• _TASK OBJECTIVE_
Repeat every entry in the listing below, exactly.

Some records
⟨

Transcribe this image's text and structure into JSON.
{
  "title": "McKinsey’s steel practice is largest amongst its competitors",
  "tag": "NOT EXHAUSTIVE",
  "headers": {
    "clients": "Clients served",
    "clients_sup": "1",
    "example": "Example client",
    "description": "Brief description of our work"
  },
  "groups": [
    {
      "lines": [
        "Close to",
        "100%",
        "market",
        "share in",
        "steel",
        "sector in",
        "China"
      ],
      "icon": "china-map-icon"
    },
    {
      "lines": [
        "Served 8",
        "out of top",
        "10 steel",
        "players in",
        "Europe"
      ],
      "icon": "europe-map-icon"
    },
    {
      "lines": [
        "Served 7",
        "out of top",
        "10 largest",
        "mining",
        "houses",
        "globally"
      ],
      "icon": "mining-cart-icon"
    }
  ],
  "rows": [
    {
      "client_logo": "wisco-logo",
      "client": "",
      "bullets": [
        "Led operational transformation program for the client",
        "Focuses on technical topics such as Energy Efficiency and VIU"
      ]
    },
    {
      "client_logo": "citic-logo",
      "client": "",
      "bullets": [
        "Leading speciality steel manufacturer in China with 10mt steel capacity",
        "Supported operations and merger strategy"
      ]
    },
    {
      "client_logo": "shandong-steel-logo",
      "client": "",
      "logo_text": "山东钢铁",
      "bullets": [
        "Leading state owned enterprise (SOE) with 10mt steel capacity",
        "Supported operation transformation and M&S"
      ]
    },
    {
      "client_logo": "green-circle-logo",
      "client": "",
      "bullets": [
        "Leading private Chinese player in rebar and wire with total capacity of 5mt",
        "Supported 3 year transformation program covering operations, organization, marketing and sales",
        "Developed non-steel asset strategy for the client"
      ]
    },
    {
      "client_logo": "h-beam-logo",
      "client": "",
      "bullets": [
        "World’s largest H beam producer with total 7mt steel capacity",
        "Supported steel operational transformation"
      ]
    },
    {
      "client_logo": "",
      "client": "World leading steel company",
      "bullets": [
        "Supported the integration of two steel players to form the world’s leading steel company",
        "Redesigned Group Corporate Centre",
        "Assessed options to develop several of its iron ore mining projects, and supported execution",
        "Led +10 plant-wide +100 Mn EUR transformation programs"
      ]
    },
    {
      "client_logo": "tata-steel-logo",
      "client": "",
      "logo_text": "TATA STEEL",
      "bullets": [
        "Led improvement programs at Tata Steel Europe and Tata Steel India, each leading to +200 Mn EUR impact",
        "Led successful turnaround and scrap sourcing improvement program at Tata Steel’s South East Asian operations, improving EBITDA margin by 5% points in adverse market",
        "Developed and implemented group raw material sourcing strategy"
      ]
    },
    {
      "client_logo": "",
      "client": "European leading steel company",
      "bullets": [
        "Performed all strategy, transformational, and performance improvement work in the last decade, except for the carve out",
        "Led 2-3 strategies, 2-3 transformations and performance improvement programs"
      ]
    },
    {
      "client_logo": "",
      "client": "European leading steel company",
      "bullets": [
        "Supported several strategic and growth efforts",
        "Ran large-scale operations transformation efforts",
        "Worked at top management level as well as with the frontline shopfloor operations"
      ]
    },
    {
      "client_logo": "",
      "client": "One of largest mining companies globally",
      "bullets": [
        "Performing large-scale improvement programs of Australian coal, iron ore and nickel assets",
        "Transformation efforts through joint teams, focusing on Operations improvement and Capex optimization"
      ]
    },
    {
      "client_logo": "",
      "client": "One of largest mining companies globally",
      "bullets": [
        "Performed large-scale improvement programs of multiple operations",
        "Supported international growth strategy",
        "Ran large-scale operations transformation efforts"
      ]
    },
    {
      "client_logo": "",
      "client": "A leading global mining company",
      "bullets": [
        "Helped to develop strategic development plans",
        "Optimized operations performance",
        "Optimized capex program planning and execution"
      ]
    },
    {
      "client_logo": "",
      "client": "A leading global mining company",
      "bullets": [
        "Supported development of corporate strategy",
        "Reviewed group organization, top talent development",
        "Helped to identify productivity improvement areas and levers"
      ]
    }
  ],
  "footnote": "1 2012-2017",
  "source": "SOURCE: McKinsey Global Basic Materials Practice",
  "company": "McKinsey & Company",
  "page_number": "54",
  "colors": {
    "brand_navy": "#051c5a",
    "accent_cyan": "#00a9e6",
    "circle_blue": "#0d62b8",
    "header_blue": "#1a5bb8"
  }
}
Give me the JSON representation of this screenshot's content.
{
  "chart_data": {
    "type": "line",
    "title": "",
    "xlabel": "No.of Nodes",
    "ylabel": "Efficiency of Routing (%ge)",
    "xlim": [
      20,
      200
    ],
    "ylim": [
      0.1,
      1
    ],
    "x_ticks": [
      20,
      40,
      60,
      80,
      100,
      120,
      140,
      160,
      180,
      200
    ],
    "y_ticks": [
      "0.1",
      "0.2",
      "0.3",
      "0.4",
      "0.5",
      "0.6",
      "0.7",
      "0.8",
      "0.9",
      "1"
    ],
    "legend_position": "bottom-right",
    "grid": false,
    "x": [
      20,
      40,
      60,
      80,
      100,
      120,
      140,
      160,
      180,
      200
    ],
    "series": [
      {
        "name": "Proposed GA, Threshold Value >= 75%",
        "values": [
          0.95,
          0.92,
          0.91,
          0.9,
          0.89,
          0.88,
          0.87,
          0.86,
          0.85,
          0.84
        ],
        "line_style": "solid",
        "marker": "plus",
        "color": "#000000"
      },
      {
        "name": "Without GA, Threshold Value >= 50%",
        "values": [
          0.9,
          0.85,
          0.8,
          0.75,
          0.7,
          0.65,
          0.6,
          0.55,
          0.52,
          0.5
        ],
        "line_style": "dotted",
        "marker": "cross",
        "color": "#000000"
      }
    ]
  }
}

⟩

• _SOLVED PROBLEM_
Transcribe this image's text and structure into JSON.
{
  "title": "McKinsey’s steel practice is largest amongst its competitors",
  "tag": "NOT EXHAUSTIVE",
  "headers": {
    "clients": "Clients served",
    "clients_sup": "1",
    "example": "Example client",
    "description": "Brief description of our work"
  },
  "groups": [
    {
      "lines": [
        "Close to",
        "100%",
        "market",
        "share in",
        "steel",
        "sector in",
        "China"
      ],
      "icon": "china-map-icon"
    },
    {
      "lines": [
        "Served 8",
        "out of top",
        "10 steel",
        "players in",
        "Europe"
      ],
      "icon": "europe-map-icon"
    },
    {
      "lines": [
        "Served 7",
        "out of top",
        "10 largest",
        "mining",
        "houses",
        "globally"
      ],
      "icon": "mining-cart-icon"
    }
  ],
  "rows": [
    {
      "client_logo": "wisco-logo",
      "client": "",
      "bullets": [
        "Led operational transformation program for the client",
        "Focuses on technical topics such as Energy Efficiency and VIU"
      ]
    },
    {
      "client_logo": "citic-logo",
      "client": "",
      "bullets": [
        "Leading speciality steel manufacturer in China with 10mt steel capacity",
        "Supported operations and merger strategy"
      ]
    },
    {
      "client_logo": "shandong-steel-logo",
      "client": "",
      "logo_text": "山东钢铁",
      "bullets": [
        "Leading state owned enterprise (SOE) with 10mt steel capacity",
        "Supported operation transformation and M&S"
      ]
    },
    {
      "client_logo": "green-circle-logo",
      "client": "",
      "bullets": [
        "Leading private Chinese player in rebar and wire with total capacity of 5mt",
        "Supported 3 year transformation program covering operations, organization, marketing and sales",
        "Developed non-steel asset strategy for the client"
      ]
    },
    {
      "client_logo": "h-beam-logo",
      "client": "",
      "bullets": [
        "World’s largest H beam producer with total 7mt steel capacity",
        "Supported steel operational transformation"
      ]
    },
    {
      "client_logo": "",
      "client": "World leading steel company",
      "bullets": [
        "Supported the integration of two steel players to form the world’s leading steel company",
        "Redesigned Group Corporate Centre",
        "Assessed options to develop several of its iron ore mining projects, and supported execution",
        "Led +10 plant-wide +100 Mn EUR transformation programs"
      ]
    },
    {
      "client_logo": "tata-steel-logo",
      "client": "",
      "logo_text": "TATA STEEL",
      "bullets": [
        "Led improvement programs at Tata Steel Europe and Tata Steel India, each leading to +200 Mn EUR impact",
        "Led successful turnaround and scrap sourcing improvement program at Tata Steel’s South East Asian operations, improving EBITDA margin by 5% points in adverse market",
        "Developed and implemented group raw material sourcing strategy"
      ]
    },
    {
      "client_logo": "",
      "client": "European leading steel company",
      "bullets": [
        "Performed all strategy, transformational, and performance improvement work in the last decade, except for the carve out",
        "Led 2-3 strategies, 2-3 transformations and performance improvement programs"
      ]
    },
    {
      "client_logo": "",
      "client": "European leading steel company",
      "bullets": [
        "Supported several strategic and growth efforts",
        "Ran large-scale operations transformation efforts",
        "Worked at top management level as well as with the frontline shopfloor operations"
      ]
    },
    {
      "client_logo": "",
      "client": "One of largest mining companies globally",
      "bullets": [
        "Performing large-scale improvement programs of Australian coal, iron ore and nickel assets",
        "Transformation efforts through joint teams, focusing on Operations improvement and Capex optimization"
      ]
    },
    {
      "client_logo": "",
      "client": "One of largest mining companies globally",
      "bullets": [
        "Performed large-scale improvement programs of multiple operations",
        "Supported international growth strategy",
        "Ran large-scale operations transformation efforts"
      ]
    },
    {
      "client_logo": "",
      "client": "A leading global mining company",
      "bullets": [
        "Helped to develop strategic development plans",
        "Optimized operations performance",
        "Optimized capex program planning and execution"
      ]
    },
    {
      "client_logo": "",
      "client": "A leading global mining company",
      "bullets": [
        "Supported development of corporate strategy",
        "Reviewed group organization, top talent development",
        "Helped to identify productivity improvement areas and levers"
      ]
    }
  ],
  "footnote": "1 2012-2017",
  "source": "SOURCE: McKinsey Global Basic Materials Practice",
  "company": "McKinsey & Company",
  "page_number": "54",
  "colors": {
    "brand_navy": "#051c5a",
    "accent_cyan": "#00a9e6",
    "circle_blue": "#0d62b8",
    "header_blue": "#1a5bb8"
  }
}
Give me the JSON representation of this screenshot's content.
{
  "chart_data": {
    "type": "line",
    "title": "",
    "xlabel": "No.of Nodes",
    "ylabel": "Efficiency of Routing (%ge)",
    "xlim": [
      20,
      200
    ],
    "ylim": [
      0.1,
      1
    ],
    "x_ticks": [
      20,
      40,
      60,
      80,
      100,
      120,
      140,
      160,
      180,
      200
    ],
    "y_ticks": [
      "0.1",
      "0.2",
      "0.3",
      "0.4",
      "0.5",
      "0.6",
      "0.7",
      "0.8",
      "0.9",
      "1"
    ],
    "legend_position": "bottom-right",
    "grid": false,
    "x": [
      20,
      40,
      60,
      80,
      100,
      120,
      140,
      160,
      180,
      200
    ],
    "series": [
      {
        "name": "Proposed GA, Threshold Value >= 75%",
        "values": [
          0.95,
          0.92,
          0.91,
          0.9,
          0.89,
          0.88,
          0.87,
          0.86,
          0.85,
          0.84
        ],
        "line_style": "solid",
        "marker": "plus",
        "color": "#000000"
      },
      {
        "name": "Without GA, Threshold Value >= 50%",
        "values": [
          0.9,
          0.85,
          0.8,
          0.75,
          0.7,
          0.65,
          0.6,
          0.55,
          0.52,
          0.5
        ],
        "line_style": "dotted",
        "marker": "cross",
        "color": "#000000"
      }
    ]
  }
}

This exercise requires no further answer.